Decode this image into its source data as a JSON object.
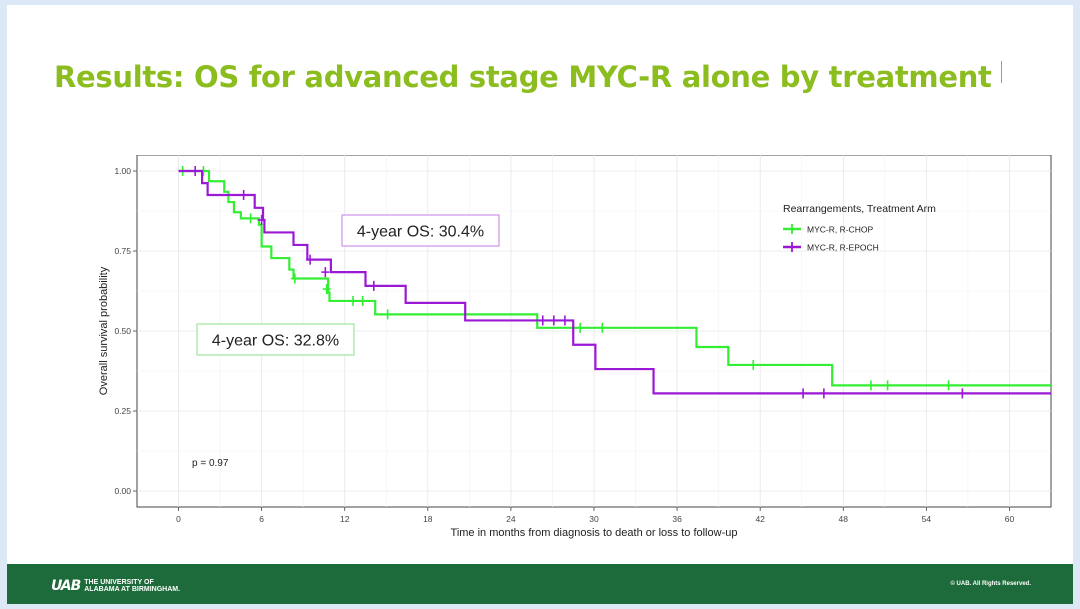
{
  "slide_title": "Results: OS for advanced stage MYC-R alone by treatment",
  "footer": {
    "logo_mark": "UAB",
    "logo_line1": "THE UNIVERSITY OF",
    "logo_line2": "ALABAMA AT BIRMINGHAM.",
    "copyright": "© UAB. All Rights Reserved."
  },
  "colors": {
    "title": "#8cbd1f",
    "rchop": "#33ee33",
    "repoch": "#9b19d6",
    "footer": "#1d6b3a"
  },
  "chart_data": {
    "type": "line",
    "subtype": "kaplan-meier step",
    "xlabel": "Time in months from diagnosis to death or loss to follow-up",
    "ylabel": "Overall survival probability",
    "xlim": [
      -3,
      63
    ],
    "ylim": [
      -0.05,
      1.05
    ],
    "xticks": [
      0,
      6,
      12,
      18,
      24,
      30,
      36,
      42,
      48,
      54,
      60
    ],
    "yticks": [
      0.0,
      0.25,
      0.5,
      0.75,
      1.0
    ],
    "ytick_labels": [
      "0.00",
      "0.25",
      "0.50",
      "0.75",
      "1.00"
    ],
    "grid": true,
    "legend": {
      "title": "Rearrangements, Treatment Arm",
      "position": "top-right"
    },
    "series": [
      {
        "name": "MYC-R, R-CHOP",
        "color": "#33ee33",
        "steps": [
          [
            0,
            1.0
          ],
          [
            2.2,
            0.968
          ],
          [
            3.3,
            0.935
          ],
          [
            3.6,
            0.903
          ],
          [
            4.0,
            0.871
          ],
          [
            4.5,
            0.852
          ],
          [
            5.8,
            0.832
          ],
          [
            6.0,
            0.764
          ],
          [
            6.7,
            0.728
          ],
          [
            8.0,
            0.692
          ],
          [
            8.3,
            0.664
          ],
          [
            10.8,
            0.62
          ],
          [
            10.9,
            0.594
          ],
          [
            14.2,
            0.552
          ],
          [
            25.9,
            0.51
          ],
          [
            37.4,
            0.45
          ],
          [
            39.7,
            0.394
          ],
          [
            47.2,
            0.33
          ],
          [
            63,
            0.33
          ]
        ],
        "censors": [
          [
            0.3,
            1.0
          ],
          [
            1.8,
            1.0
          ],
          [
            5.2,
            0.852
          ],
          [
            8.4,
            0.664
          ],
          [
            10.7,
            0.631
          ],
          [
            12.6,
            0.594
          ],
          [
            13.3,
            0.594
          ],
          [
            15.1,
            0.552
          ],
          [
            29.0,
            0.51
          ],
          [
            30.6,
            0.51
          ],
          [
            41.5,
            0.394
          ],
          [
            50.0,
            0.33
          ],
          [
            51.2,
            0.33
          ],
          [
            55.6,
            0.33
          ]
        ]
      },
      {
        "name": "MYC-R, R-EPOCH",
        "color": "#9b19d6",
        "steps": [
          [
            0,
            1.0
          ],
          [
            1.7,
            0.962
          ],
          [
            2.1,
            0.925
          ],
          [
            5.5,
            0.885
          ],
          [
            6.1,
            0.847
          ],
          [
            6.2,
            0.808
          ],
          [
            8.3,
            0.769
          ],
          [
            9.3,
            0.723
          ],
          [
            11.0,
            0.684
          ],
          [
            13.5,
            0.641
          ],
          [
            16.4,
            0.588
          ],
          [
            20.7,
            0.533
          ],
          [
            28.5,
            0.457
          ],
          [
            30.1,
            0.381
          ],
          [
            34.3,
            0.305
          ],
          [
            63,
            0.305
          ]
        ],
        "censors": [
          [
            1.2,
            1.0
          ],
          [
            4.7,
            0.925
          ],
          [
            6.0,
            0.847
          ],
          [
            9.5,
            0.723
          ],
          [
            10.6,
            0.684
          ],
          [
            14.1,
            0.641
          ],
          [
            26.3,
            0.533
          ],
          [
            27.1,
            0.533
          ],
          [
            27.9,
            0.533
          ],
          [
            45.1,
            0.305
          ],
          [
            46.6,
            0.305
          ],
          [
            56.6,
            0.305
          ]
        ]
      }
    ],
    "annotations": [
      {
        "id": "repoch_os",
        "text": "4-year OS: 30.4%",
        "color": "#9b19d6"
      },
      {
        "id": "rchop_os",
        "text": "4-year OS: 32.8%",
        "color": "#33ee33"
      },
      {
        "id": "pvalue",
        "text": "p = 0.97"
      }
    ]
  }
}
== == ==
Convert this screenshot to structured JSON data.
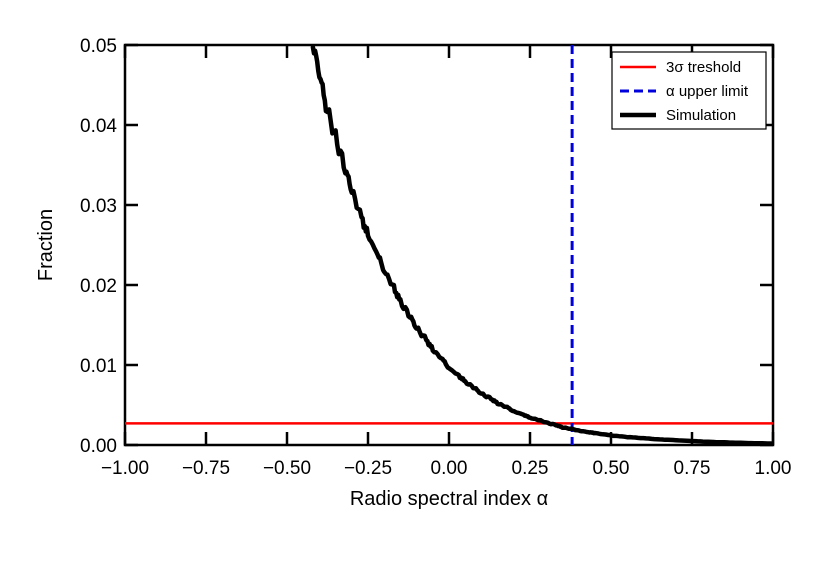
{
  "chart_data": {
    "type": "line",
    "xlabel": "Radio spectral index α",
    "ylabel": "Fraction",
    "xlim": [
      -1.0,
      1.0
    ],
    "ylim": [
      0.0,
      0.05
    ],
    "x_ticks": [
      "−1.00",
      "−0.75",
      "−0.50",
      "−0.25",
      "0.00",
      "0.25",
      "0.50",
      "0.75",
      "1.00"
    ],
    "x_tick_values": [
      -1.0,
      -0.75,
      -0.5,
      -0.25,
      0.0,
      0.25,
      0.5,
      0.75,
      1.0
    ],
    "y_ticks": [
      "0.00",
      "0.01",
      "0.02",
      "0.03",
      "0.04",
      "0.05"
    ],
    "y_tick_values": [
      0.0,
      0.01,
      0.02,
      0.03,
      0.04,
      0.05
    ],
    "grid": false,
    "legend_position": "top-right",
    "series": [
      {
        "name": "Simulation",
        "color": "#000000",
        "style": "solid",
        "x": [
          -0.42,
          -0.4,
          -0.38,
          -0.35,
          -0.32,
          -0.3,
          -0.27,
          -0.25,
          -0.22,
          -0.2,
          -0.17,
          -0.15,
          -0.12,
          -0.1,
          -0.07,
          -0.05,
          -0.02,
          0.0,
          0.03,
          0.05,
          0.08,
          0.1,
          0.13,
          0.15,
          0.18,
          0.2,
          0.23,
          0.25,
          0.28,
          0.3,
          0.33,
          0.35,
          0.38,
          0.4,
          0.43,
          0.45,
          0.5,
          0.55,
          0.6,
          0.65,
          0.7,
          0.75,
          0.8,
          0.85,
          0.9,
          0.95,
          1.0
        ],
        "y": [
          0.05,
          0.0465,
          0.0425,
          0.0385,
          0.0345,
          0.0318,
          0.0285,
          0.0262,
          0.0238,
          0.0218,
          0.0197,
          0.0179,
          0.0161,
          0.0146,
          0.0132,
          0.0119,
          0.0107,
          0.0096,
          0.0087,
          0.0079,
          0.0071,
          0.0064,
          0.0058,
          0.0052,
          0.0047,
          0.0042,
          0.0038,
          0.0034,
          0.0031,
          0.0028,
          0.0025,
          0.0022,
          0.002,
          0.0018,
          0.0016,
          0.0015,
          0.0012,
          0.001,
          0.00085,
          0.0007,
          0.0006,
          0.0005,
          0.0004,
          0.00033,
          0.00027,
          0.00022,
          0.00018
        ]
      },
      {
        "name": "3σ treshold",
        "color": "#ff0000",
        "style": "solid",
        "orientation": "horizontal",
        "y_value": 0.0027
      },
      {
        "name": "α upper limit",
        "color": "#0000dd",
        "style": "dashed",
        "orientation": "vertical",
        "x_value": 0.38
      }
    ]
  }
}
== == ==
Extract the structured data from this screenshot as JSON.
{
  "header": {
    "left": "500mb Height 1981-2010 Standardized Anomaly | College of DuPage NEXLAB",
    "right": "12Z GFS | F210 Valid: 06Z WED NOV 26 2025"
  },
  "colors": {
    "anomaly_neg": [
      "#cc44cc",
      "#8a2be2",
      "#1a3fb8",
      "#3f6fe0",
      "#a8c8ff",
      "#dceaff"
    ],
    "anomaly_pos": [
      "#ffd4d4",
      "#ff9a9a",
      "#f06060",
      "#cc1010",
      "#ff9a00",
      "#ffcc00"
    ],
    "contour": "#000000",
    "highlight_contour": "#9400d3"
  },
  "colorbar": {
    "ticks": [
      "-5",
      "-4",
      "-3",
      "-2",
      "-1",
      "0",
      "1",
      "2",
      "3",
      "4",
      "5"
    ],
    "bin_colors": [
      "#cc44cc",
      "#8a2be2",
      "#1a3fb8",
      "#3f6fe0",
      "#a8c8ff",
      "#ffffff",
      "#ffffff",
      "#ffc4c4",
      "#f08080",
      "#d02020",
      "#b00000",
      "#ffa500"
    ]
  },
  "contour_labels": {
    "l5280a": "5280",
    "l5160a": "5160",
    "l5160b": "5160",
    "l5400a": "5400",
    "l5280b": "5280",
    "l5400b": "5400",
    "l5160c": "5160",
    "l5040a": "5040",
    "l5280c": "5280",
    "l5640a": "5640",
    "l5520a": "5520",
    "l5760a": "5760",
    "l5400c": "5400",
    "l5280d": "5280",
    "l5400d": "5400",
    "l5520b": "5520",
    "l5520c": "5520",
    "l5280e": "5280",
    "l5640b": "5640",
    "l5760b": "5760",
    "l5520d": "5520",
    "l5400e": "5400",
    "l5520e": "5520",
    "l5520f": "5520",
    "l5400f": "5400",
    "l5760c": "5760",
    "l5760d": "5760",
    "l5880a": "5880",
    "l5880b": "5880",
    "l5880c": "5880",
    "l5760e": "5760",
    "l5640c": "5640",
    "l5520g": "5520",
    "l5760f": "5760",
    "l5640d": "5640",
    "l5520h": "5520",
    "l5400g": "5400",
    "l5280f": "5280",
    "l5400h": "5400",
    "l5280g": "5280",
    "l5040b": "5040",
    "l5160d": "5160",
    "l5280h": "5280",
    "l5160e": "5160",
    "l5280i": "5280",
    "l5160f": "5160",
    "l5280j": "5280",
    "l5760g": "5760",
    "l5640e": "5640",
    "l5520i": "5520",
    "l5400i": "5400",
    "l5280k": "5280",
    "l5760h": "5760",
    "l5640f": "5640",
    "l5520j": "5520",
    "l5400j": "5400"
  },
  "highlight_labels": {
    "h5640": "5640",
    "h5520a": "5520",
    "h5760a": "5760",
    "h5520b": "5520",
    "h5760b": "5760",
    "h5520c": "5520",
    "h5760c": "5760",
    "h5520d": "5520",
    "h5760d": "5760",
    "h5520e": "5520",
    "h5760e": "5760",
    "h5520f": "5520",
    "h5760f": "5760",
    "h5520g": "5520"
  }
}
== == ==
#### Your instructions:
Copy down every line of the entries containing the word "this".

#### Answer for the task:
Decode this image into its source data as a JSON object.
Convert this screenshot to structured JSON data.
Extract the structured data from this screenshot as JSON.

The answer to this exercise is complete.